- [What to produce]: Extract each line of the material that follows exactly and omit its pictures.

———

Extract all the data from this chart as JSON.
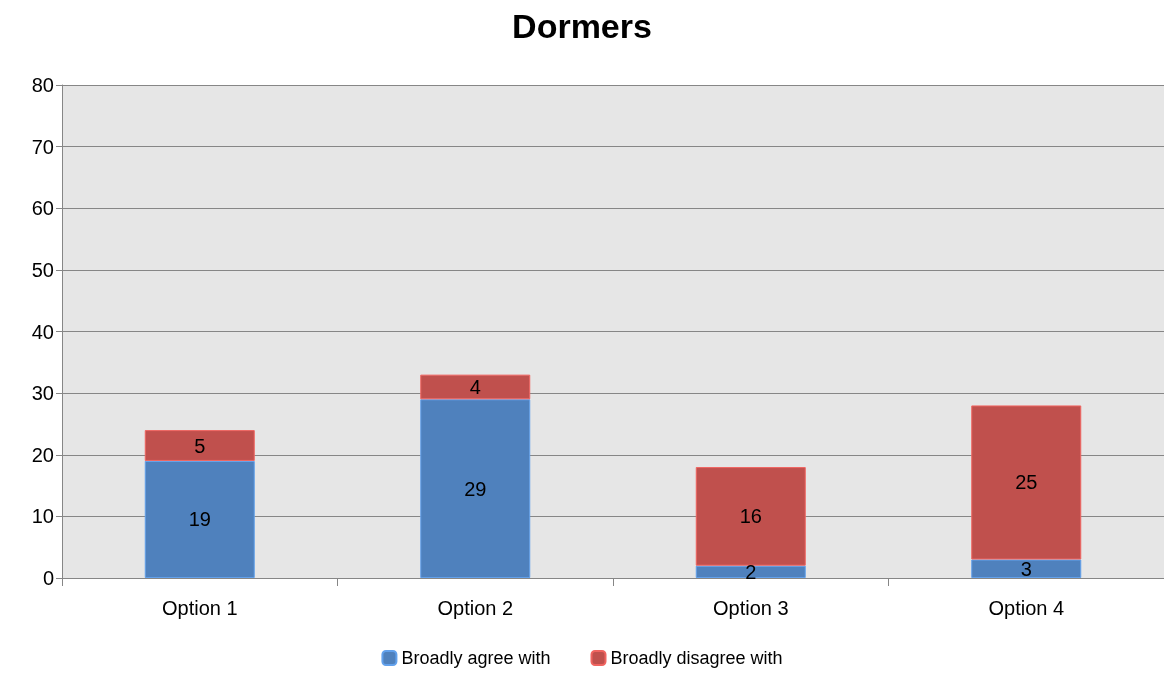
{
  "chart_data": {
    "type": "bar",
    "title": "Dormers",
    "categories": [
      "Option 1",
      "Option 2",
      "Option 3",
      "Option 4"
    ],
    "series": [
      {
        "name": "Broadly agree with",
        "color": "#4f81bd",
        "values": [
          19,
          29,
          2,
          3
        ]
      },
      {
        "name": "Broadly disagree with",
        "color": "#c0504d",
        "values": [
          5,
          4,
          16,
          25
        ]
      }
    ],
    "stacked": true,
    "ylim": [
      0,
      80
    ],
    "yticks": [
      0,
      10,
      20,
      30,
      40,
      50,
      60,
      70,
      80
    ],
    "grid": "y",
    "legend": "bottom",
    "data_labels": true
  }
}
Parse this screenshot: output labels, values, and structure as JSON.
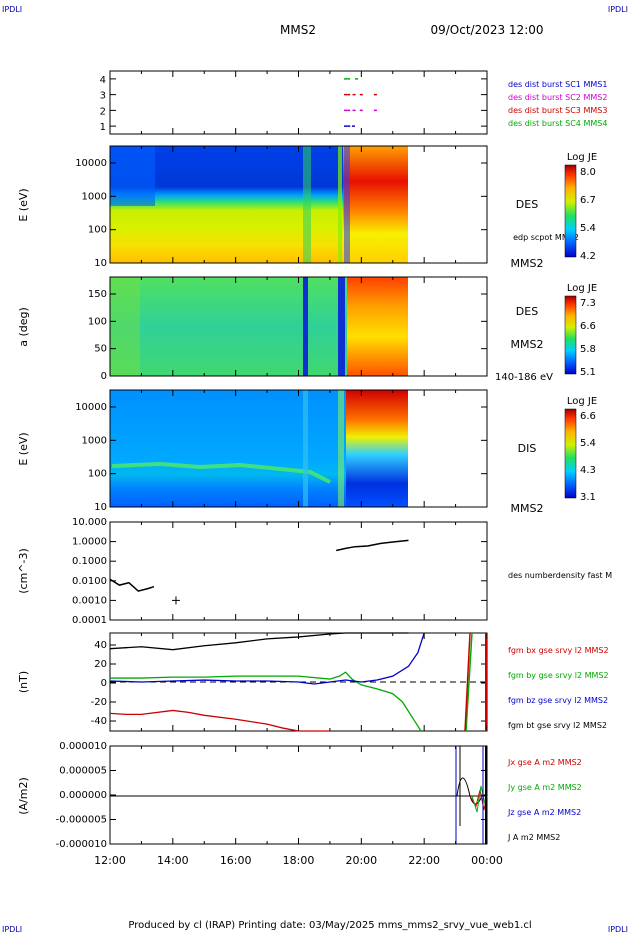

———

- [The result]:
Extract all the data from this chart as JSON.
{
  "chart_data": {
    "type": "bar",
    "title": "Dormers",
    "categories": [
      "Option 1",
      "Option 2",
      "Option 3",
      "Option 4"
    ],
    "series": [
      {
        "name": "Broadly agree with",
        "color": "#4f81bd",
        "values": [
          19,
          29,
          2,
          3
        ]
      },
      {
        "name": "Broadly disagree with",
        "color": "#c0504d",
        "values": [
          5,
          4,
          16,
          25
        ]
      }
    ],
    "stacked": true,
    "ylim": [
      0,
      80
    ],
    "yticks": [
      0,
      10,
      20,
      30,
      40,
      50,
      60,
      70,
      80
    ],
    "grid": "y",
    "legend": "bottom",
    "data_labels": true
  }
}
Parse this screenshot: output labels, values, and structure as JSON.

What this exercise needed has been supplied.